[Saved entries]
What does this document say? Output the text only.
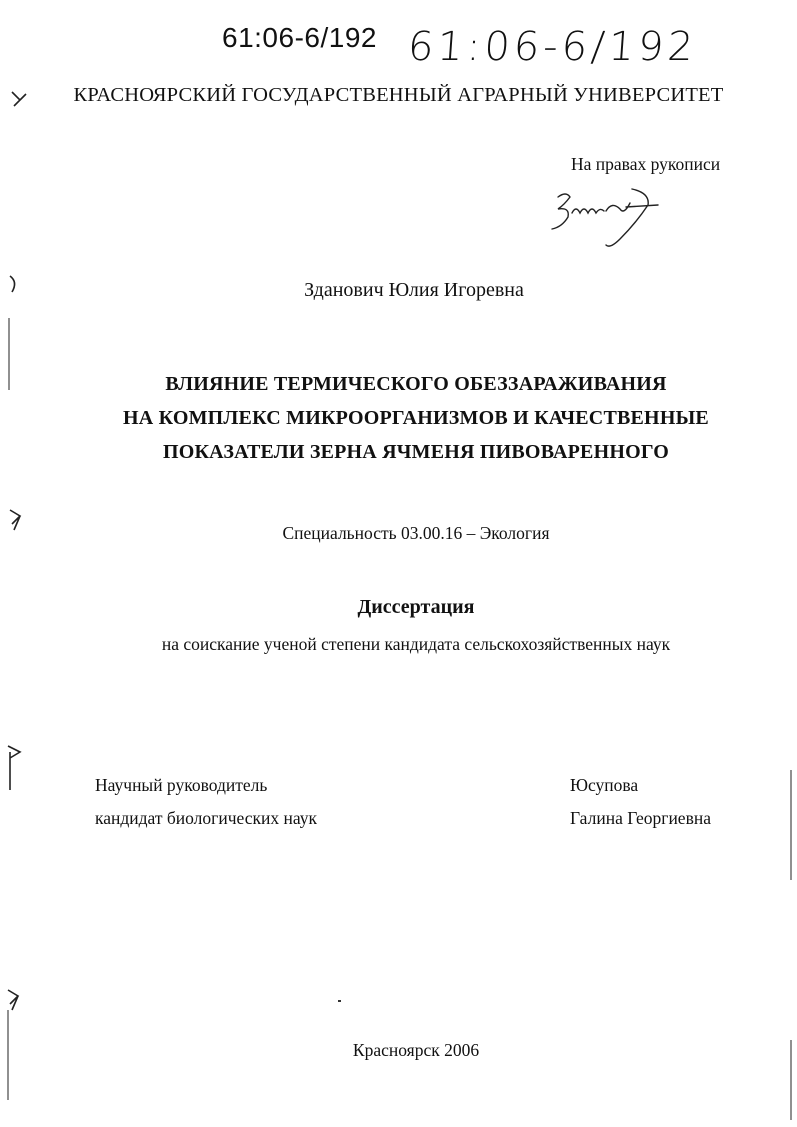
61:06-6/192 61:06-6/192
КРАСНОЯРСКИЙ ГОСУДАРСТВЕННЫЙ АГРАРНЫЙ УНИВЕРСИТЕТ
На правах рукописи
Зданович Юлия Игоревна
ВЛИЯНИЕ ТЕРМИЧЕСКОГО ОБЕЗЗАРАЖИВАНИЯ
НА КОМПЛЕКС МИКРООРГАНИЗМОВ И КАЧЕСТВЕННЫЕ
ПОКАЗАТЕЛИ ЗЕРНА ЯЧМЕНЯ ПИВОВАРЕННОГО
Специальность 03.00.16 – Экология
Диссертация
на соискание ученой степени кандидата сельскохозяйственных наук
Научный руководитель
кандидат биологических наук
Юсупова
Галина Георгиевна
Красноярск 2006
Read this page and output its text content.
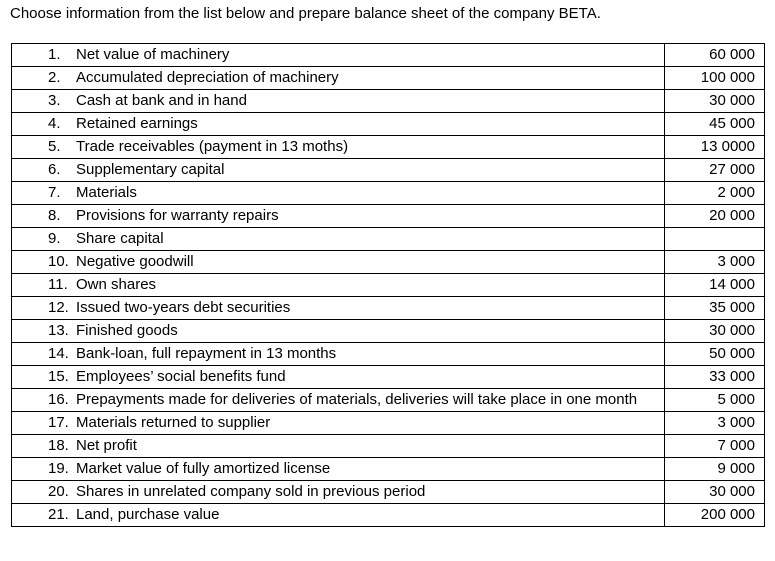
Choose information from the list below and prepare balance sheet of the company BETA.
1. Net value of machinery	60 000

2. Accumulated depreciation of machinery	100 000

3. Cash at bank and in hand	30 000

4. Retained earnings	45 000

5. Trade receivables (payment in 13 moths)	13 0000

6. Supplementary capital	27 000

7. Materials	2 000

8. Provisions for warranty repairs	20 000

9. Share capital	

10. Negative goodwill	3 000

11. Own shares	14 000

12. Issued two-years debt securities	35 000

13. Finished goods	30 000

14. Bank-loan, full repayment in 13 months	50 000

15. Employees’ social benefits fund	33 000

16. Prepayments made for deliveries of materials, deliveries will take place in one month	5 000

17. Materials returned to supplier	3 000

18. Net profit	7 000

19. Market value of fully amortized license	9 000

20. Shares in unrelated company sold in previous period	30 000

21. Land, purchase value	200 000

- [TASK INSTRUCTIONS]
Within the listing above, find every line containing the string "text" and return it.

- [WORKED ANSWER]
What does this document say? Output the text only.
Read this page and output its text content.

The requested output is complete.